* Start *

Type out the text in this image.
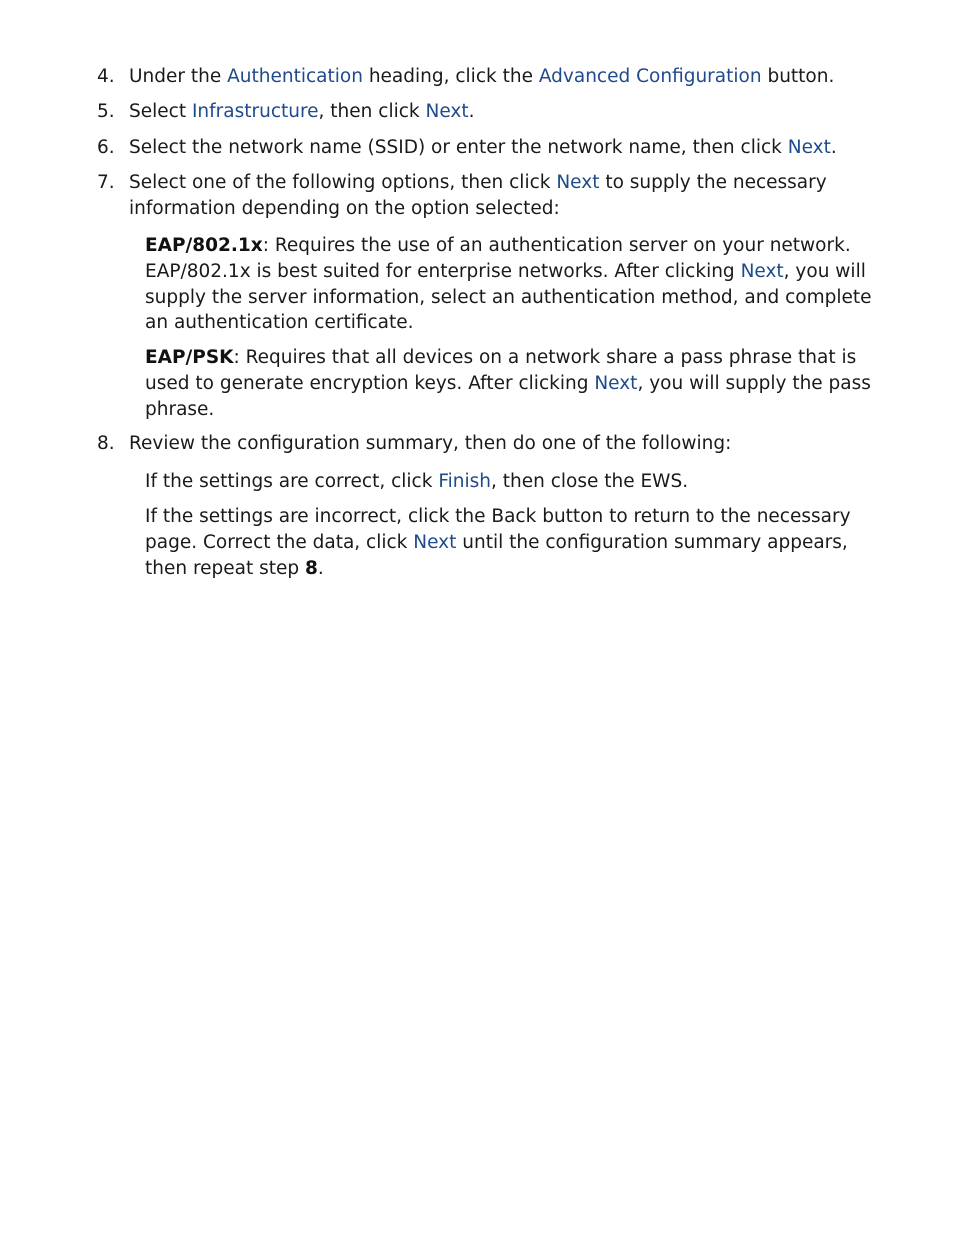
4. Under the Authentication heading, click the Advanced Configuration button.
5. Select Infrastructure, then click Next.
6. Select the network name (SSID) or enter the network name, then click Next.
7. Select one of the following options, then click Next to supply the necessary information depending on the option selected:
EAP/802.1x: Requires the use of an authentication server on your network. EAP/802.1x is best suited for enterprise networks. After clicking Next, you will supply the server information, select an authentication method, and complete an authentication certificate.
EAP/PSK: Requires that all devices on a network share a pass phrase that is used to generate encryption keys. After clicking Next, you will supply the pass phrase.
8. Review the configuration summary, then do one of the following:
If the settings are correct, click Finish, then close the EWS.
If the settings are incorrect, click the Back button to return to the necessary page. Correct the data, click Next until the configuration summary appears, then repeat step 8.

* End *

## THE EXERCISE
Transcribe all of the entries word for word, but skip any pictures they contain.

## RESULT OF THE TASK
Type out the text in this image.
4. Under the Authentication heading, click the Advanced Configuration button.
5. Select Infrastructure, then click Next.
6. Select the network name (SSID) or enter the network name, then click Next.
7. Select one of the following options, then click Next to supply the necessary information depending on the option selected:
EAP/802.1x: Requires the use of an authentication server on your network. EAP/802.1x is best suited for enterprise networks. After clicking Next, you will supply the server information, select an authentication method, and complete an authentication certificate.
EAP/PSK: Requires that all devices on a network share a pass phrase that is used to generate encryption keys. After clicking Next, you will supply the pass phrase.
8. Review the configuration summary, then do one of the following:
If the settings are correct, click Finish, then close the EWS.
If the settings are incorrect, click the Back button to return to the necessary page. Correct the data, click Next until the configuration summary appears, then repeat step 8.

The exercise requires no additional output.